(Dataset records on visual material)
>> Begin

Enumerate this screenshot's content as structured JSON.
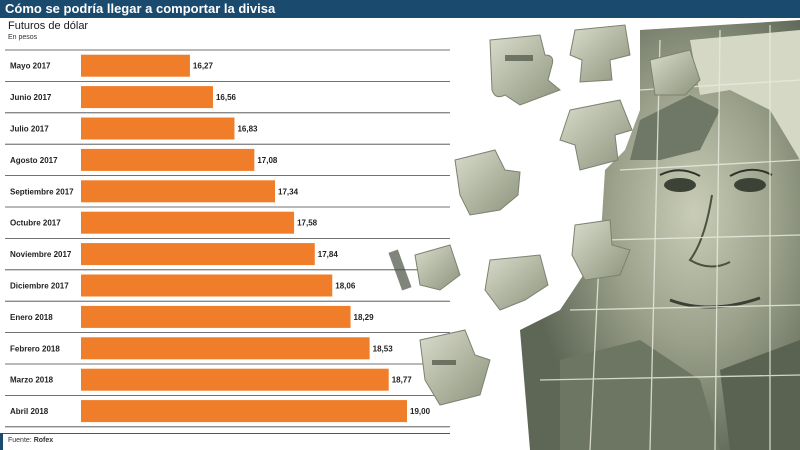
{
  "header": {
    "title": "Cómo se podría llegar a comportar la divisa",
    "subtitle": "Futuros de dólar",
    "unit": "En pesos"
  },
  "footer": {
    "source_prefix": "Fuente:",
    "source_name": "Rofex"
  },
  "colors": {
    "bar": "#f07d2a",
    "title_bg": "#1a4a6e",
    "gridline": "#444444"
  },
  "illustration": {
    "description_icon": "dollar-puzzle-illustration"
  },
  "chart_data": {
    "type": "bar",
    "orientation": "horizontal",
    "title": "Cómo se podría llegar a comportar la divisa",
    "subtitle": "Futuros de dólar",
    "ylabel": "En pesos",
    "categories": [
      "Mayo 2017",
      "Junio 2017",
      "Julio 2017",
      "Agosto 2017",
      "Septiembre 2017",
      "Octubre 2017",
      "Noviembre 2017",
      "Diciembre 2017",
      "Enero 2018",
      "Febrero 2018",
      "Marzo 2018",
      "Abril 2018"
    ],
    "values": [
      16.27,
      16.56,
      16.83,
      17.08,
      17.34,
      17.58,
      17.84,
      18.06,
      18.29,
      18.53,
      18.77,
      19.0
    ],
    "value_labels": [
      "16,27",
      "16,56",
      "16,83",
      "17,08",
      "17,34",
      "17,58",
      "17,84",
      "18,06",
      "18,29",
      "18,53",
      "18,77",
      "19,00"
    ],
    "xlim": [
      14.9,
      19.0
    ]
  }
}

>> End

What you have to do: The records above are to be restated exactly, without their pictures.

Written response:
Enumerate this screenshot's content as structured JSON.
{
  "header": {
    "title": "Cómo se podría llegar a comportar la divisa",
    "subtitle": "Futuros de dólar",
    "unit": "En pesos"
  },
  "footer": {
    "source_prefix": "Fuente:",
    "source_name": "Rofex"
  },
  "colors": {
    "bar": "#f07d2a",
    "title_bg": "#1a4a6e",
    "gridline": "#444444"
  },
  "illustration": {
    "description_icon": "dollar-puzzle-illustration"
  },
  "chart_data": {
    "type": "bar",
    "orientation": "horizontal",
    "title": "Cómo se podría llegar a comportar la divisa",
    "subtitle": "Futuros de dólar",
    "ylabel": "En pesos",
    "categories": [
      "Mayo 2017",
      "Junio 2017",
      "Julio 2017",
      "Agosto 2017",
      "Septiembre 2017",
      "Octubre 2017",
      "Noviembre 2017",
      "Diciembre 2017",
      "Enero 2018",
      "Febrero 2018",
      "Marzo 2018",
      "Abril 2018"
    ],
    "values": [
      16.27,
      16.56,
      16.83,
      17.08,
      17.34,
      17.58,
      17.84,
      18.06,
      18.29,
      18.53,
      18.77,
      19.0
    ],
    "value_labels": [
      "16,27",
      "16,56",
      "16,83",
      "17,08",
      "17,34",
      "17,58",
      "17,84",
      "18,06",
      "18,29",
      "18,53",
      "18,77",
      "19,00"
    ],
    "xlim": [
      14.9,
      19.0
    ]
  }
}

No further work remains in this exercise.